▶ _Given problem_: Can you pull out each line of the data below that includes the word "отделения"?

(Entries with figure data)

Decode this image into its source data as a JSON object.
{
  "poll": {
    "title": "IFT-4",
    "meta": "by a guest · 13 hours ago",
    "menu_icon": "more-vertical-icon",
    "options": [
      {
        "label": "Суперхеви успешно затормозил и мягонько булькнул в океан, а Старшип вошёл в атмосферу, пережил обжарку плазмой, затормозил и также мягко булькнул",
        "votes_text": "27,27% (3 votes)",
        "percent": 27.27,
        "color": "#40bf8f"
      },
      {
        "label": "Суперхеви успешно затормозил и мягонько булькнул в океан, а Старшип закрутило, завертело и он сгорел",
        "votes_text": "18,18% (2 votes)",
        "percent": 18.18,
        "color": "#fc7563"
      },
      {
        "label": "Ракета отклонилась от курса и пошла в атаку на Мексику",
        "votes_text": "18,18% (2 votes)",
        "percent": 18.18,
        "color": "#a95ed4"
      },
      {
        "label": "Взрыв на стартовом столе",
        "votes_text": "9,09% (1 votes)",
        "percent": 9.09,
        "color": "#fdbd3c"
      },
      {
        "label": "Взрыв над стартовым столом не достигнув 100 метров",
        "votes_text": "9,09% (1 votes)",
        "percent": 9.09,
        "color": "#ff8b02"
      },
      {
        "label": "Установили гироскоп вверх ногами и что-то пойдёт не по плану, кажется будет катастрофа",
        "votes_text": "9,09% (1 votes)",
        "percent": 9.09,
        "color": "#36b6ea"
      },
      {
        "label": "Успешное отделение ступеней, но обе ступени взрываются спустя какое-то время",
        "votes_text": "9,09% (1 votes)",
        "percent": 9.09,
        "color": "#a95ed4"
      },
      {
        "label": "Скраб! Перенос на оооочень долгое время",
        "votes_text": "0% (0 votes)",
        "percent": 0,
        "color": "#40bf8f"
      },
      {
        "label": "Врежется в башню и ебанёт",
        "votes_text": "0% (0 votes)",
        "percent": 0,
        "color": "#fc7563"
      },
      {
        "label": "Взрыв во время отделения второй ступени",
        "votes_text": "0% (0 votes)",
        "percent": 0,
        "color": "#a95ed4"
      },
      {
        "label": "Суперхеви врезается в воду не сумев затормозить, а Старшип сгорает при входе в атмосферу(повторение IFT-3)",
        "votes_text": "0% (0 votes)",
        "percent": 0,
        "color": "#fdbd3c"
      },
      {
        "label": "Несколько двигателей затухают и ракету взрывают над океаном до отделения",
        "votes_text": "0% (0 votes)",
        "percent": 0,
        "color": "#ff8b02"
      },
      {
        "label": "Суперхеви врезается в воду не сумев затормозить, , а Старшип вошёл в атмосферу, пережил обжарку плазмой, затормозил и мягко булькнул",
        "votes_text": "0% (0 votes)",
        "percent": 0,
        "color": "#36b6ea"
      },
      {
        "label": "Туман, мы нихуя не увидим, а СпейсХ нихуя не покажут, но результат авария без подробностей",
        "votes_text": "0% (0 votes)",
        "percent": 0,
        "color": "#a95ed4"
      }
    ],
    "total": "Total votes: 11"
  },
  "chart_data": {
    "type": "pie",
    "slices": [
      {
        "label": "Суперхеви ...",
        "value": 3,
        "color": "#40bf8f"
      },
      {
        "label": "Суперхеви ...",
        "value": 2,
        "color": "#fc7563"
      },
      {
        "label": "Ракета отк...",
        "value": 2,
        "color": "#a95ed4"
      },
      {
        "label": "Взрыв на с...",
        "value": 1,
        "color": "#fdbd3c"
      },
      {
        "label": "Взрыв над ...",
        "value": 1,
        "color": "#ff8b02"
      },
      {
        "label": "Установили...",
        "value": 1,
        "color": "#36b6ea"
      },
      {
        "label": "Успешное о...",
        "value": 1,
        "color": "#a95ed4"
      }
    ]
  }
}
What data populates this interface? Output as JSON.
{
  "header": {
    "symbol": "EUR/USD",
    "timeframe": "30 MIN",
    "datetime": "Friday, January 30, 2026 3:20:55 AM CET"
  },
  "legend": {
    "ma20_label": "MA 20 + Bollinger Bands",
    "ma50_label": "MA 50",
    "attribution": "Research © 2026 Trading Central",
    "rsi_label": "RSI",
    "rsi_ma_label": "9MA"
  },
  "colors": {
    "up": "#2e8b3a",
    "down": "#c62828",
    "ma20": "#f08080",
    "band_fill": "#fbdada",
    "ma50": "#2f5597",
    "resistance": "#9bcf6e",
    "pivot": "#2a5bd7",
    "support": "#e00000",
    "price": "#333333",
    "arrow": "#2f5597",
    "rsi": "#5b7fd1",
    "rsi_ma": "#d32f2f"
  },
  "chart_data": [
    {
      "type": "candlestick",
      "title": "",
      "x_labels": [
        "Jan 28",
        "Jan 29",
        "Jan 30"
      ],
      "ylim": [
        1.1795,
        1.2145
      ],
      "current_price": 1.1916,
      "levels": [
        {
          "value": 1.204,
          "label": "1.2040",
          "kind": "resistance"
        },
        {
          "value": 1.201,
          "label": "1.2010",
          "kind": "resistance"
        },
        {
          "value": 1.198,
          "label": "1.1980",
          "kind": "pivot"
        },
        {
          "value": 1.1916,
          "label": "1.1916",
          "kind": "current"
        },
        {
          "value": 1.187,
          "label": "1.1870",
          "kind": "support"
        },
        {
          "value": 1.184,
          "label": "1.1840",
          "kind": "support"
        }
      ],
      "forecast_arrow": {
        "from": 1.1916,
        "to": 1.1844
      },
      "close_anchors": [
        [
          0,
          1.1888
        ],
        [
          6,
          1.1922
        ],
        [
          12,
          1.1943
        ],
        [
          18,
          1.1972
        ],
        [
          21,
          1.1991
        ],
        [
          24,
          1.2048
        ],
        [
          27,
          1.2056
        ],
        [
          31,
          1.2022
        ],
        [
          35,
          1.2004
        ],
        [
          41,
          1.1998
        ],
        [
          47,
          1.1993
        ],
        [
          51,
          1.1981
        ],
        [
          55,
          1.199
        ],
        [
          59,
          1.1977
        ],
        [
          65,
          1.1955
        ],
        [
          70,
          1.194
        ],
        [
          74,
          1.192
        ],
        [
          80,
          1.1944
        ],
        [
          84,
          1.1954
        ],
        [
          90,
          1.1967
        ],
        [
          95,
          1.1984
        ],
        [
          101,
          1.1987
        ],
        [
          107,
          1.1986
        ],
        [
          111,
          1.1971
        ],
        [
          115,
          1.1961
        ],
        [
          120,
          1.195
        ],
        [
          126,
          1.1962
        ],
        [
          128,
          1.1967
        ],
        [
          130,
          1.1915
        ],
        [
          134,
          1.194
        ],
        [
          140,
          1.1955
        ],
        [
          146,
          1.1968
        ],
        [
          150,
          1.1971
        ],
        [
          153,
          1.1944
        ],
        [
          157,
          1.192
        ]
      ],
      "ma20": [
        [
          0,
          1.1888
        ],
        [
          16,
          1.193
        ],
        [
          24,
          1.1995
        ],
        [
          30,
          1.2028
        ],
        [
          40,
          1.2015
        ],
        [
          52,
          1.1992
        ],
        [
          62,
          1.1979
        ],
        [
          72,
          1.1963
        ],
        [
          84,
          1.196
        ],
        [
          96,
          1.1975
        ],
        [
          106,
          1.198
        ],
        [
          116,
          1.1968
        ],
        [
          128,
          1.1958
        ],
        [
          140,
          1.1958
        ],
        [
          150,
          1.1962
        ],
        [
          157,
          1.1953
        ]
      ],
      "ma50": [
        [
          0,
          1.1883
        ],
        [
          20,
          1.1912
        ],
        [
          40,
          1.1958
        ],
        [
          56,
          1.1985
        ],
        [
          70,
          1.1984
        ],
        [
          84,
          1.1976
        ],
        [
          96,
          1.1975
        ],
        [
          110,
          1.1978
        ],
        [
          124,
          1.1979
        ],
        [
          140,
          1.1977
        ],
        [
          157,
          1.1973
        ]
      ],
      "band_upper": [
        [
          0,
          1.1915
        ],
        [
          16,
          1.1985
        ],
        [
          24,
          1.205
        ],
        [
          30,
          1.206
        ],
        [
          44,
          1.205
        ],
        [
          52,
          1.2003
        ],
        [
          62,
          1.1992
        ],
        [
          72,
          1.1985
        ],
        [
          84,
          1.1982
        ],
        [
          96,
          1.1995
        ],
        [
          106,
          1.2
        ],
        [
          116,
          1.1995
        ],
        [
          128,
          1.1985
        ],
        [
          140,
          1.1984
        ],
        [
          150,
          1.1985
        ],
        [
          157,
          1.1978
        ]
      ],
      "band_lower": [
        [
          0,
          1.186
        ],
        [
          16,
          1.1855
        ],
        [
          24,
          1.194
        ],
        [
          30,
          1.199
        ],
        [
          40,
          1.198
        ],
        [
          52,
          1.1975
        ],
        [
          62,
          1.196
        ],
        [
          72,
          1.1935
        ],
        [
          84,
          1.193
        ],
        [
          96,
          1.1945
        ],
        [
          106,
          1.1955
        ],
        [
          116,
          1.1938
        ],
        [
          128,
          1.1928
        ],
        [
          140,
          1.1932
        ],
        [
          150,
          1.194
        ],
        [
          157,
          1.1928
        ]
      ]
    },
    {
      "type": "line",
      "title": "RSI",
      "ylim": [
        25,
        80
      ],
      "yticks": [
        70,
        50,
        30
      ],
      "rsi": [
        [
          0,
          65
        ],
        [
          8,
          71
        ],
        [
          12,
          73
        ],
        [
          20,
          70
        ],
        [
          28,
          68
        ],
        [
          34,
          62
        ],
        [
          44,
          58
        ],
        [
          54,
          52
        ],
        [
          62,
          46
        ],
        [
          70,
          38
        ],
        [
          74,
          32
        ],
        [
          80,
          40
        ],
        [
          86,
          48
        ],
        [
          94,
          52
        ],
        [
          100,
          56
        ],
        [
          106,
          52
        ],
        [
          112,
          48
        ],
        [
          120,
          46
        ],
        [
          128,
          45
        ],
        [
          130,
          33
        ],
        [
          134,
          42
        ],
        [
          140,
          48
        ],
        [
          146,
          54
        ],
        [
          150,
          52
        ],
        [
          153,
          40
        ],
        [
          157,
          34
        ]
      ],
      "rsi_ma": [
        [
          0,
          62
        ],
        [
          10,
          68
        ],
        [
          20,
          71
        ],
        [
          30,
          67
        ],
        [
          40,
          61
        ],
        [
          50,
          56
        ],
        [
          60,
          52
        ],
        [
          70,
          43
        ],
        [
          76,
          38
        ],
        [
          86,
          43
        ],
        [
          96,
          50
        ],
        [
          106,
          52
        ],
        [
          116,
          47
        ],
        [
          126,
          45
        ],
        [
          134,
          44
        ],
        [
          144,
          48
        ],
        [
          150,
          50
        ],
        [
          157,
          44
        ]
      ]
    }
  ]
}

▶ _Output of the exercise_:
        "label": "Взрыв во время отделения второй ступени",
        "label": "Несколько двигателей затухают и ракету взрывают над океаном до отделения",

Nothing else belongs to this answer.